Supplied information =
•••••
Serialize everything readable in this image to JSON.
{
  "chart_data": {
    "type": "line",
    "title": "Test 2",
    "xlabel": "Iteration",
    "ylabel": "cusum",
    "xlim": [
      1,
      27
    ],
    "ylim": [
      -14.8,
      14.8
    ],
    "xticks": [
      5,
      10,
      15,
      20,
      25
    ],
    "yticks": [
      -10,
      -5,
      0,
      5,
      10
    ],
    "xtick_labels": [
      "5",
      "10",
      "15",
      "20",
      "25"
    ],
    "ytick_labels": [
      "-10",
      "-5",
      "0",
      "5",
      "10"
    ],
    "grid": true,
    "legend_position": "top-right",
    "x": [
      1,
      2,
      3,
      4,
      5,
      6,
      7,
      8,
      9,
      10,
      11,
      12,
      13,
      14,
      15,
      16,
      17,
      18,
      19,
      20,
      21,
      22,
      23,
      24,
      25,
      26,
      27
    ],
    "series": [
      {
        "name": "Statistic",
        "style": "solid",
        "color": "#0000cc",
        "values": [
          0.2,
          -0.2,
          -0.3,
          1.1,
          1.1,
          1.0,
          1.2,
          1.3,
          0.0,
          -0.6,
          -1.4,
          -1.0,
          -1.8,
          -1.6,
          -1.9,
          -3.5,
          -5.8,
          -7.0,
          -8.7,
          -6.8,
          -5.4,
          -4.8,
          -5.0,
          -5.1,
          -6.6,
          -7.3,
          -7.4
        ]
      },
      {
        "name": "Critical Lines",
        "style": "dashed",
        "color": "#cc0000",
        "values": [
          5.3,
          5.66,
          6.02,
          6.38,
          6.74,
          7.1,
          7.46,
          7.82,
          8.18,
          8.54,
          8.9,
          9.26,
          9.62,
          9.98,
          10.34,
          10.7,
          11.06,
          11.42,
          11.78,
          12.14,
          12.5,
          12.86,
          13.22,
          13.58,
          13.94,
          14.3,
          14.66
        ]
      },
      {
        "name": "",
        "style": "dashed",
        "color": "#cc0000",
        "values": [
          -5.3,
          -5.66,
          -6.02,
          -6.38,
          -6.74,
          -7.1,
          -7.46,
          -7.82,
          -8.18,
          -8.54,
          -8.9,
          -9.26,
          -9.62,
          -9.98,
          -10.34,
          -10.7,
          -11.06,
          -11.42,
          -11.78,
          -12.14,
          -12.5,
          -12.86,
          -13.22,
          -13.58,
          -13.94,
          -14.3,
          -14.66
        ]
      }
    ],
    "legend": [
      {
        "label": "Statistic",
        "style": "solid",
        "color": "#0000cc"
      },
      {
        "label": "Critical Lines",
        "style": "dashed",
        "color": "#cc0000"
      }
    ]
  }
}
•••••
What the task asks = Repeat the listing above without any change.

Answer to the task =
Serialize everything readable in this image to JSON.
{
  "chart_data": {
    "type": "line",
    "title": "Test 2",
    "xlabel": "Iteration",
    "ylabel": "cusum",
    "xlim": [
      1,
      27
    ],
    "ylim": [
      -14.8,
      14.8
    ],
    "xticks": [
      5,
      10,
      15,
      20,
      25
    ],
    "yticks": [
      -10,
      -5,
      0,
      5,
      10
    ],
    "xtick_labels": [
      "5",
      "10",
      "15",
      "20",
      "25"
    ],
    "ytick_labels": [
      "-10",
      "-5",
      "0",
      "5",
      "10"
    ],
    "grid": true,
    "legend_position": "top-right",
    "x": [
      1,
      2,
      3,
      4,
      5,
      6,
      7,
      8,
      9,
      10,
      11,
      12,
      13,
      14,
      15,
      16,
      17,
      18,
      19,
      20,
      21,
      22,
      23,
      24,
      25,
      26,
      27
    ],
    "series": [
      {
        "name": "Statistic",
        "style": "solid",
        "color": "#0000cc",
        "values": [
          0.2,
          -0.2,
          -0.3,
          1.1,
          1.1,
          1.0,
          1.2,
          1.3,
          0.0,
          -0.6,
          -1.4,
          -1.0,
          -1.8,
          -1.6,
          -1.9,
          -3.5,
          -5.8,
          -7.0,
          -8.7,
          -6.8,
          -5.4,
          -4.8,
          -5.0,
          -5.1,
          -6.6,
          -7.3,
          -7.4
        ]
      },
      {
        "name": "Critical Lines",
        "style": "dashed",
        "color": "#cc0000",
        "values": [
          5.3,
          5.66,
          6.02,
          6.38,
          6.74,
          7.1,
          7.46,
          7.82,
          8.18,
          8.54,
          8.9,
          9.26,
          9.62,
          9.98,
          10.34,
          10.7,
          11.06,
          11.42,
          11.78,
          12.14,
          12.5,
          12.86,
          13.22,
          13.58,
          13.94,
          14.3,
          14.66
        ]
      },
      {
        "name": "",
        "style": "dashed",
        "color": "#cc0000",
        "values": [
          -5.3,
          -5.66,
          -6.02,
          -6.38,
          -6.74,
          -7.1,
          -7.46,
          -7.82,
          -8.18,
          -8.54,
          -8.9,
          -9.26,
          -9.62,
          -9.98,
          -10.34,
          -10.7,
          -11.06,
          -11.42,
          -11.78,
          -12.14,
          -12.5,
          -12.86,
          -13.22,
          -13.58,
          -13.94,
          -14.3,
          -14.66
        ]
      }
    ],
    "legend": [
      {
        "label": "Statistic",
        "style": "solid",
        "color": "#0000cc"
      },
      {
        "label": "Critical Lines",
        "style": "dashed",
        "color": "#cc0000"
      }
    ]
  }
}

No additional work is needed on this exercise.